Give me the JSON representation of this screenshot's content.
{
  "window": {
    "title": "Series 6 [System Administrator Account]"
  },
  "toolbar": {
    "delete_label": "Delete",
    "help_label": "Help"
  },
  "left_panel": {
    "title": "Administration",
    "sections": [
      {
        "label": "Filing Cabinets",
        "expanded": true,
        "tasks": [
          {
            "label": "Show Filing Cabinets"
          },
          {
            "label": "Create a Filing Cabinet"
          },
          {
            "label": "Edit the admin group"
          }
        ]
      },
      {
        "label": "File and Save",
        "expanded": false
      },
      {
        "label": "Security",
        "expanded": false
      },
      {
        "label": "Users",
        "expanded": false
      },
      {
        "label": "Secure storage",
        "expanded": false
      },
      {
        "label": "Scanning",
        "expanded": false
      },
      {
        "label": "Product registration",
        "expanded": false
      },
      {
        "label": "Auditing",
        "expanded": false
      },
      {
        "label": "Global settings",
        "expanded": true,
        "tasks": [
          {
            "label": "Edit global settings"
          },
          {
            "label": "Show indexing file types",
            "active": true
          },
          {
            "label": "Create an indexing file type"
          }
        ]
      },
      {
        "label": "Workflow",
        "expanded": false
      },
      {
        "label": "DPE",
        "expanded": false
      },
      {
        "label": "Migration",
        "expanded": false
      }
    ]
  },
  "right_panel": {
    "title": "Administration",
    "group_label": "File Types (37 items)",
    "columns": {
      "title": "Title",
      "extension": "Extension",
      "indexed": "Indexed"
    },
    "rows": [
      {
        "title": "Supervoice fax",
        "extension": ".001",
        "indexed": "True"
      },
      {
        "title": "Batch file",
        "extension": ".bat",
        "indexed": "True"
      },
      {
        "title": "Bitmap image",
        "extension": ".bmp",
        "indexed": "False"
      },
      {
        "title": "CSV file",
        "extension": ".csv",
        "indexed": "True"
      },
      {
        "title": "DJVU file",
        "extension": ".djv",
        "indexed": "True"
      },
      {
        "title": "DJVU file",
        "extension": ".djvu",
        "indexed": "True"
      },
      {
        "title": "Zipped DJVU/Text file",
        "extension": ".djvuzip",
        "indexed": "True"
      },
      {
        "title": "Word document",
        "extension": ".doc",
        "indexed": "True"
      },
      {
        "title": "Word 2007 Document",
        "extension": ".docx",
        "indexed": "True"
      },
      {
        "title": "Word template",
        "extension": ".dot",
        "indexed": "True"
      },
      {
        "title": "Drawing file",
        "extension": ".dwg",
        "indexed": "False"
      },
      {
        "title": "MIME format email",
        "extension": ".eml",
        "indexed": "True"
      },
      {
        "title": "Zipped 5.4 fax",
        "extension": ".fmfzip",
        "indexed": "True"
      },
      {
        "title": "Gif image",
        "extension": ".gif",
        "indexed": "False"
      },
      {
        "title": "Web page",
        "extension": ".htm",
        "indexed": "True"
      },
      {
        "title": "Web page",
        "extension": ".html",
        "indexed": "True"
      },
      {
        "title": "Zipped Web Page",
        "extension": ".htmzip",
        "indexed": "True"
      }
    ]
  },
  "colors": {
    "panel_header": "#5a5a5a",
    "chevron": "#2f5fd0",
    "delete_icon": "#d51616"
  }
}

--*--

→ WHAT NEEDS TO BE DONE:
Everything in the listing above should be restated exactly.

→ OUTPUT BELOW:
Give me the JSON representation of this screenshot's content.
{
  "window": {
    "title": "Series 6 [System Administrator Account]"
  },
  "toolbar": {
    "delete_label": "Delete",
    "help_label": "Help"
  },
  "left_panel": {
    "title": "Administration",
    "sections": [
      {
        "label": "Filing Cabinets",
        "expanded": true,
        "tasks": [
          {
            "label": "Show Filing Cabinets"
          },
          {
            "label": "Create a Filing Cabinet"
          },
          {
            "label": "Edit the admin group"
          }
        ]
      },
      {
        "label": "File and Save",
        "expanded": false
      },
      {
        "label": "Security",
        "expanded": false
      },
      {
        "label": "Users",
        "expanded": false
      },
      {
        "label": "Secure storage",
        "expanded": false
      },
      {
        "label": "Scanning",
        "expanded": false
      },
      {
        "label": "Product registration",
        "expanded": false
      },
      {
        "label": "Auditing",
        "expanded": false
      },
      {
        "label": "Global settings",
        "expanded": true,
        "tasks": [
          {
            "label": "Edit global settings"
          },
          {
            "label": "Show indexing file types",
            "active": true
          },
          {
            "label": "Create an indexing file type"
          }
        ]
      },
      {
        "label": "Workflow",
        "expanded": false
      },
      {
        "label": "DPE",
        "expanded": false
      },
      {
        "label": "Migration",
        "expanded": false
      }
    ]
  },
  "right_panel": {
    "title": "Administration",
    "group_label": "File Types (37 items)",
    "columns": {
      "title": "Title",
      "extension": "Extension",
      "indexed": "Indexed"
    },
    "rows": [
      {
        "title": "Supervoice fax",
        "extension": ".001",
        "indexed": "True"
      },
      {
        "title": "Batch file",
        "extension": ".bat",
        "indexed": "True"
      },
      {
        "title": "Bitmap image",
        "extension": ".bmp",
        "indexed": "False"
      },
      {
        "title": "CSV file",
        "extension": ".csv",
        "indexed": "True"
      },
      {
        "title": "DJVU file",
        "extension": ".djv",
        "indexed": "True"
      },
      {
        "title": "DJVU file",
        "extension": ".djvu",
        "indexed": "True"
      },
      {
        "title": "Zipped DJVU/Text file",
        "extension": ".djvuzip",
        "indexed": "True"
      },
      {
        "title": "Word document",
        "extension": ".doc",
        "indexed": "True"
      },
      {
        "title": "Word 2007 Document",
        "extension": ".docx",
        "indexed": "True"
      },
      {
        "title": "Word template",
        "extension": ".dot",
        "indexed": "True"
      },
      {
        "title": "Drawing file",
        "extension": ".dwg",
        "indexed": "False"
      },
      {
        "title": "MIME format email",
        "extension": ".eml",
        "indexed": "True"
      },
      {
        "title": "Zipped 5.4 fax",
        "extension": ".fmfzip",
        "indexed": "True"
      },
      {
        "title": "Gif image",
        "extension": ".gif",
        "indexed": "False"
      },
      {
        "title": "Web page",
        "extension": ".htm",
        "indexed": "True"
      },
      {
        "title": "Web page",
        "extension": ".html",
        "indexed": "True"
      },
      {
        "title": "Zipped Web Page",
        "extension": ".htmzip",
        "indexed": "True"
      }
    ]
  },
  "colors": {
    "panel_header": "#5a5a5a",
    "chevron": "#2f5fd0",
    "delete_icon": "#d51616"
  }
}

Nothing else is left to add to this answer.